Requirement
Review the material and extract every line in which the word "JSON" occurs.

# # # #

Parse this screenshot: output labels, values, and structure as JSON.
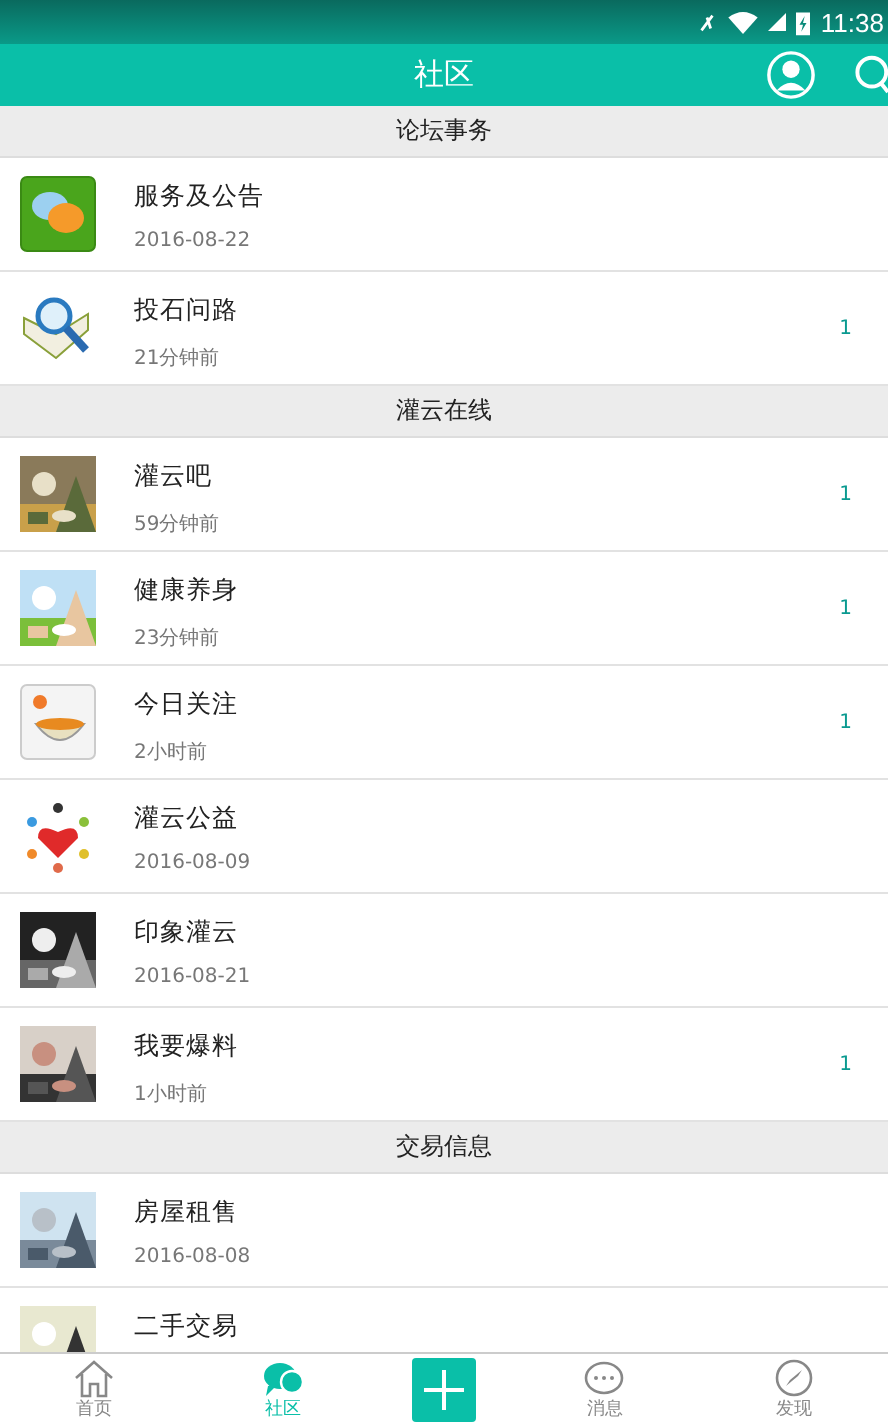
{
  "status_bar": {
    "time": "11:38"
  },
  "header": {
    "title": "社区"
  },
  "sections": [
    {
      "title": "论坛事务",
      "items": [
        {
          "name": "服务及公告",
          "time": "2016-08-22",
          "kind": "icon"
        },
        {
          "name": "投石问路",
          "time": "21分钟前",
          "kind": "icon",
          "count": "1"
        }
      ]
    },
    {
      "title": "灌云在线",
      "items": [
        {
          "name": "灌云吧",
          "time": "59分钟前",
          "kind": "picture",
          "count": "1"
        },
        {
          "name": "健康养身",
          "time": "23分钟前",
          "kind": "picture",
          "count": "1"
        },
        {
          "name": "今日关注",
          "time": "2小时前",
          "kind": "icon",
          "count": "1"
        },
        {
          "name": "灌云公益",
          "time": "2016-08-09",
          "kind": "icon"
        },
        {
          "name": "印象灌云",
          "time": "2016-08-21",
          "kind": "picture"
        },
        {
          "name": "我要爆料",
          "time": "1小时前",
          "kind": "picture",
          "count": "1"
        }
      ]
    },
    {
      "title": "交易信息",
      "items": [
        {
          "name": "房屋租售",
          "time": "2016-08-08",
          "kind": "picture"
        },
        {
          "name": "二手交易",
          "kind": "picture"
        }
      ]
    }
  ],
  "nav": [
    {
      "label": "首页",
      "selected": false
    },
    {
      "label": "社区",
      "selected": true
    },
    {
      "label": "消息",
      "selected": false
    },
    {
      "label": "发现",
      "selected": false
    }
  ]
}
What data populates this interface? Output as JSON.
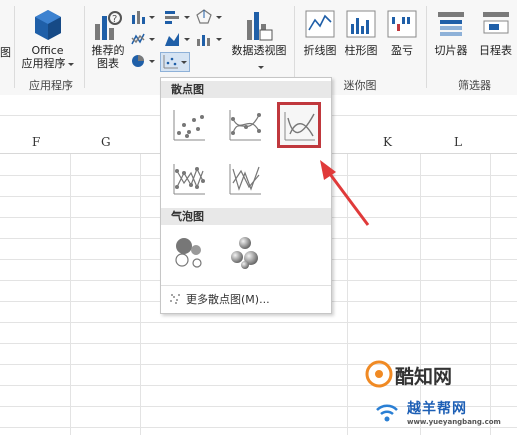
{
  "ribbon": {
    "office_btn": {
      "line1": "Office",
      "line2": "应用程序",
      "group": "应用程序"
    },
    "recommended_charts": {
      "line1": "推荐的",
      "line2": "图表"
    },
    "pivot_chart": {
      "label": "数据透视图"
    },
    "sparklines": {
      "line": "折线图",
      "column": "柱形图",
      "winloss": "盈亏",
      "group": "迷你图"
    },
    "filters": {
      "slicer": "切片器",
      "timeline": "日程表",
      "group": "筛选器"
    },
    "left_cut_label": "图"
  },
  "dropdown": {
    "scatter_header": "散点图",
    "bubble_header": "气泡图",
    "more_label": "更多散点图(M)..."
  },
  "columns": [
    "F",
    "G",
    "K",
    "L"
  ],
  "watermark": {
    "brand": "酷知网",
    "site_cn": "越羊帮网",
    "site_url": "www.yueyangbang.com"
  },
  "colors": {
    "accent_red": "#c0383d",
    "chart_blue": "#1f5fa8"
  }
}
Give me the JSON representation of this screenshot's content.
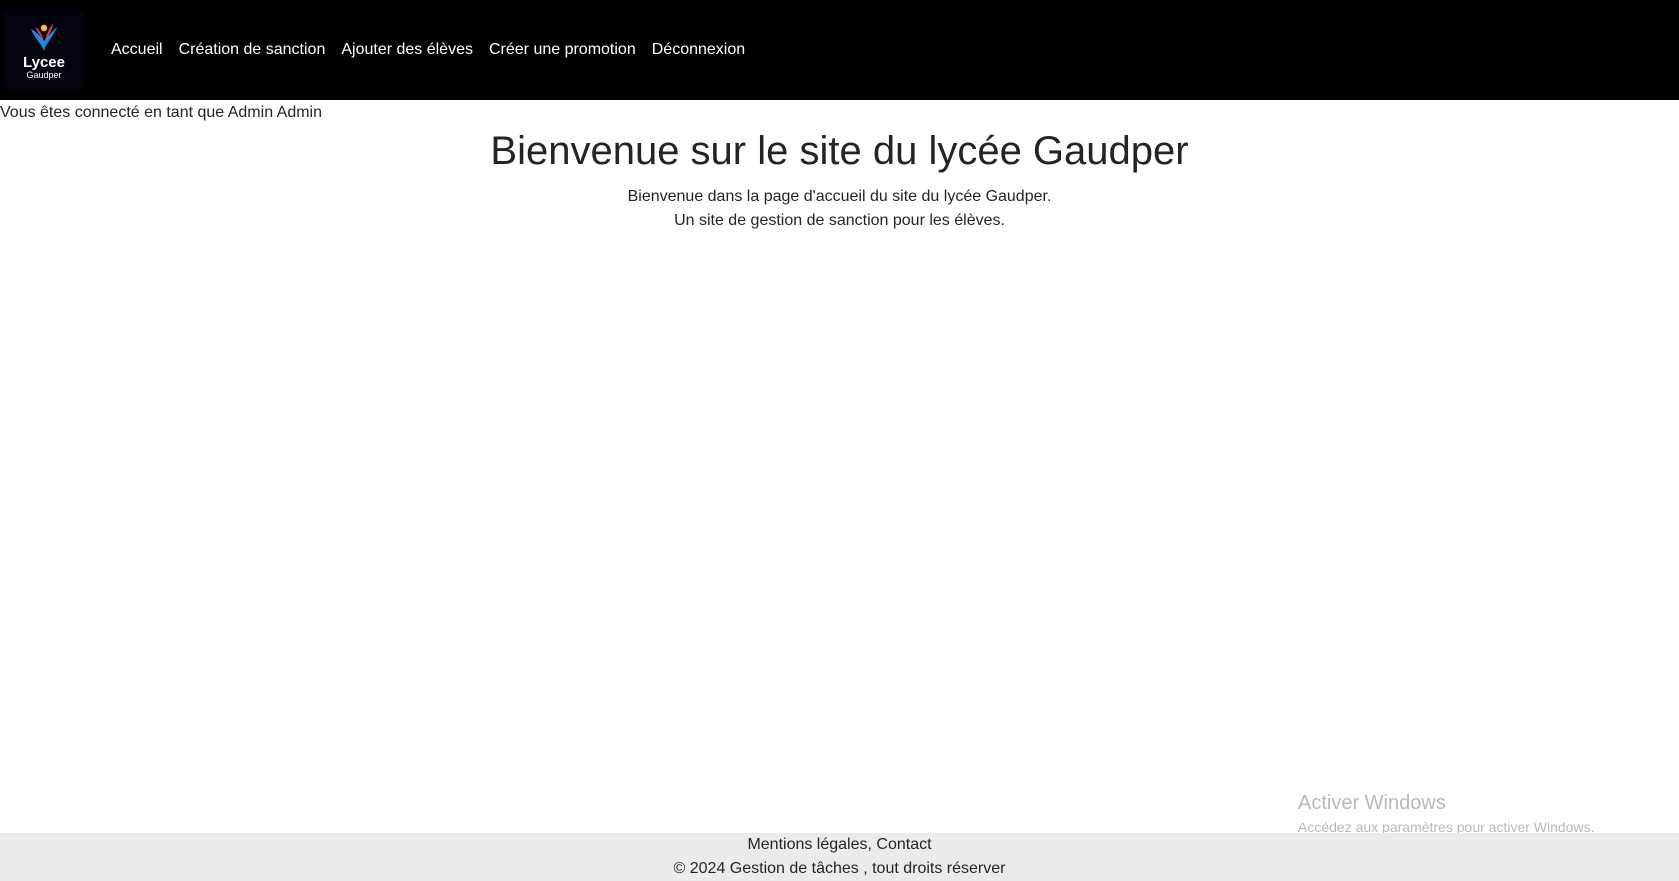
{
  "logo": {
    "line1": "Lycee",
    "line2": "Gaudper"
  },
  "nav": {
    "items": [
      {
        "label": "Accueil"
      },
      {
        "label": "Création de sanction"
      },
      {
        "label": "Ajouter des élèves"
      },
      {
        "label": "Créer une promotion"
      },
      {
        "label": "Déconnexion"
      }
    ]
  },
  "status": {
    "login_text": "Vous êtes connecté en tant que Admin Admin"
  },
  "main": {
    "title": "Bienvenue sur le site du lycée Gaudper",
    "line1": "Bienvenue dans la page d'accueil du site du lycée Gaudper.",
    "line2": "Un site de gestion de sanction pour les élèves."
  },
  "watermark": {
    "title": "Activer Windows",
    "subtitle": "Accédez aux paramètres pour activer Windows."
  },
  "footer": {
    "mentions": "Mentions légales",
    "separator": ", ",
    "contact": "Contact",
    "copyright": "© 2024 Gestion de tâches , tout droits réserver"
  },
  "colors": {
    "navbar_bg": "#000000",
    "nav_text": "#ffffff",
    "footer_bg": "#e9ecef",
    "text": "#212529"
  },
  "icons": {
    "logo": "lycee-bird-logo-icon"
  }
}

# # # #

Solution for this problem
Parse this screenshot: output labels, values, and structure as JSON.
What data populates this interface? Output as JSON.
Give me the JSON representation of this screenshot's content.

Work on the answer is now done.